### Exercise inputs:

-*-*-

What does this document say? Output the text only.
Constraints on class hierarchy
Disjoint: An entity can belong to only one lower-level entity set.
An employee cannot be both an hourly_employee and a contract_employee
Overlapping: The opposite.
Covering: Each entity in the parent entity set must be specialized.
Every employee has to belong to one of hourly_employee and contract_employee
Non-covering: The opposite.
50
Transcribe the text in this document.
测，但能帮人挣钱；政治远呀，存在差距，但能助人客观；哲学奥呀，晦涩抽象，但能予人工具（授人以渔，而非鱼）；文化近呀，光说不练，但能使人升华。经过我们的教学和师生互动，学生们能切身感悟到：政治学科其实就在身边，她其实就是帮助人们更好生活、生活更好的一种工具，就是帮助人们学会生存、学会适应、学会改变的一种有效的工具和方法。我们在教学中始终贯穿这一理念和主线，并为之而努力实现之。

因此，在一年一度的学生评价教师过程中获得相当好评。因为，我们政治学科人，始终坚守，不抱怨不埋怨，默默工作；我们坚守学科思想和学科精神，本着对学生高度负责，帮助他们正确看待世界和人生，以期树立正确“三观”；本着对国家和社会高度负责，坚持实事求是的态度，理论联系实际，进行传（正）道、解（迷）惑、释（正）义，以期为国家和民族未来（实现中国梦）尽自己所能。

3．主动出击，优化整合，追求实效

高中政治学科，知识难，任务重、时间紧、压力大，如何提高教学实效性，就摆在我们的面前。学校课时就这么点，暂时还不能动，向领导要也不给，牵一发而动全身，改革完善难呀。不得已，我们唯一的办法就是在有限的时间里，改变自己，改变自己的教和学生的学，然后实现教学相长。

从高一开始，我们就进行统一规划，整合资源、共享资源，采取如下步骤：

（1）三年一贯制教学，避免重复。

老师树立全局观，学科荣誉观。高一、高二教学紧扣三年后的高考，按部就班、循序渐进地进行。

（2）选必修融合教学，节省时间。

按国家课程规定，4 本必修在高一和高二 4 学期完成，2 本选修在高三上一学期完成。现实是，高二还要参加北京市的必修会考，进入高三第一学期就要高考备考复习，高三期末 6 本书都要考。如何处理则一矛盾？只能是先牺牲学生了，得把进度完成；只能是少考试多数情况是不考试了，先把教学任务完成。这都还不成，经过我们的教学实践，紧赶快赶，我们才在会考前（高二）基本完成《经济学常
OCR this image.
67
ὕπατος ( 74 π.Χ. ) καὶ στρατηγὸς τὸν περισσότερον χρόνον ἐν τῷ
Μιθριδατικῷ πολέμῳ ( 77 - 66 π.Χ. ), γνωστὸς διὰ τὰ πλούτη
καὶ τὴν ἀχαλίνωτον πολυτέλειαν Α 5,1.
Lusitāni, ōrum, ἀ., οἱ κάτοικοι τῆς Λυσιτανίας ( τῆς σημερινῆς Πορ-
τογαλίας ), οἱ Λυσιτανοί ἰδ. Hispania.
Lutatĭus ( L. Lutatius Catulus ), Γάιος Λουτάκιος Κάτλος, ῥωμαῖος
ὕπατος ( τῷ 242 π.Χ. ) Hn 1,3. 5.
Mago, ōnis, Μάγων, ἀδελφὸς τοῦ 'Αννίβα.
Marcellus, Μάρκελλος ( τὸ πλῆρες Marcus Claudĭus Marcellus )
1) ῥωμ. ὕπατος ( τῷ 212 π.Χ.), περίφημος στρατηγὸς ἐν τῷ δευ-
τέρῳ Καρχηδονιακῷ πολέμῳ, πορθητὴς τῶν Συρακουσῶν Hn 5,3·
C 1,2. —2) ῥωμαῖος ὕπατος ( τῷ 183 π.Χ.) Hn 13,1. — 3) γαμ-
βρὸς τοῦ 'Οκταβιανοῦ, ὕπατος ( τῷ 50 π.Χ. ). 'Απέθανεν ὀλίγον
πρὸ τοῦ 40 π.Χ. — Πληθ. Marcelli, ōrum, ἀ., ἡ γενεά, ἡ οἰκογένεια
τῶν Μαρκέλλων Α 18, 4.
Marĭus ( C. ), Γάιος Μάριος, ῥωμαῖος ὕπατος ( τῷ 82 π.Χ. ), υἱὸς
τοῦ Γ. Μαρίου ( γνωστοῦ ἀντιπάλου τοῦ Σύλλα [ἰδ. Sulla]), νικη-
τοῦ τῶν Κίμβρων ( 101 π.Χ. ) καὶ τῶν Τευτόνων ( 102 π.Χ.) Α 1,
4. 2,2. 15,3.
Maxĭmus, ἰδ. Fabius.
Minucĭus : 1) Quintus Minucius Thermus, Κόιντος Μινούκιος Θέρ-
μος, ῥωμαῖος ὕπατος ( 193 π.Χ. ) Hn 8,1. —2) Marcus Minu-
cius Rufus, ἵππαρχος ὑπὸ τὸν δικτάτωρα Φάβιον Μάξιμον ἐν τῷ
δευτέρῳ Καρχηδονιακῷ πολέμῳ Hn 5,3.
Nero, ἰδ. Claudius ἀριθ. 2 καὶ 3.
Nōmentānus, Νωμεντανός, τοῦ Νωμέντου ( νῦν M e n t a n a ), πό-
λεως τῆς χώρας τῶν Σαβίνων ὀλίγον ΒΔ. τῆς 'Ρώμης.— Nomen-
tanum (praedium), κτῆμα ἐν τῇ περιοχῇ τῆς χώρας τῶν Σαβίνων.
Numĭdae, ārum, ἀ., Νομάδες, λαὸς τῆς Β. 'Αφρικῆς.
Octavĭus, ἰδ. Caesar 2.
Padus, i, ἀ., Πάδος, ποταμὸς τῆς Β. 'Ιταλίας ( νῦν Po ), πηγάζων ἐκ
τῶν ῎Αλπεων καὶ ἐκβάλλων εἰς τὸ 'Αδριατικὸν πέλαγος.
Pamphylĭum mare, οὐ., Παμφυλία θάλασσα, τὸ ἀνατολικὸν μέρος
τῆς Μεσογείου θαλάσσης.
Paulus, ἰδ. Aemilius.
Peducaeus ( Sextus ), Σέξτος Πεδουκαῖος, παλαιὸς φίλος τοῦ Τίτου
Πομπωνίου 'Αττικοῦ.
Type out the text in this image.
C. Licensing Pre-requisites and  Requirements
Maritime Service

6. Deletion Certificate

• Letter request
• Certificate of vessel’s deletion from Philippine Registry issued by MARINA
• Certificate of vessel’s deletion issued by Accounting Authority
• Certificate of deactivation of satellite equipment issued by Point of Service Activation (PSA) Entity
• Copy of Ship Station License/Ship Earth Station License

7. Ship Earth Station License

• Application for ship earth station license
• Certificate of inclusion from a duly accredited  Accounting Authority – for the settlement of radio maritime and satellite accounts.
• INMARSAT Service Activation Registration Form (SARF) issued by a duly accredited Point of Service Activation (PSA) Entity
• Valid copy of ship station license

-*-*-

### Set exercise:
A line counts if it holds the word "Activation". How many lines of the entries count? Give the number only.

### Full answer:
2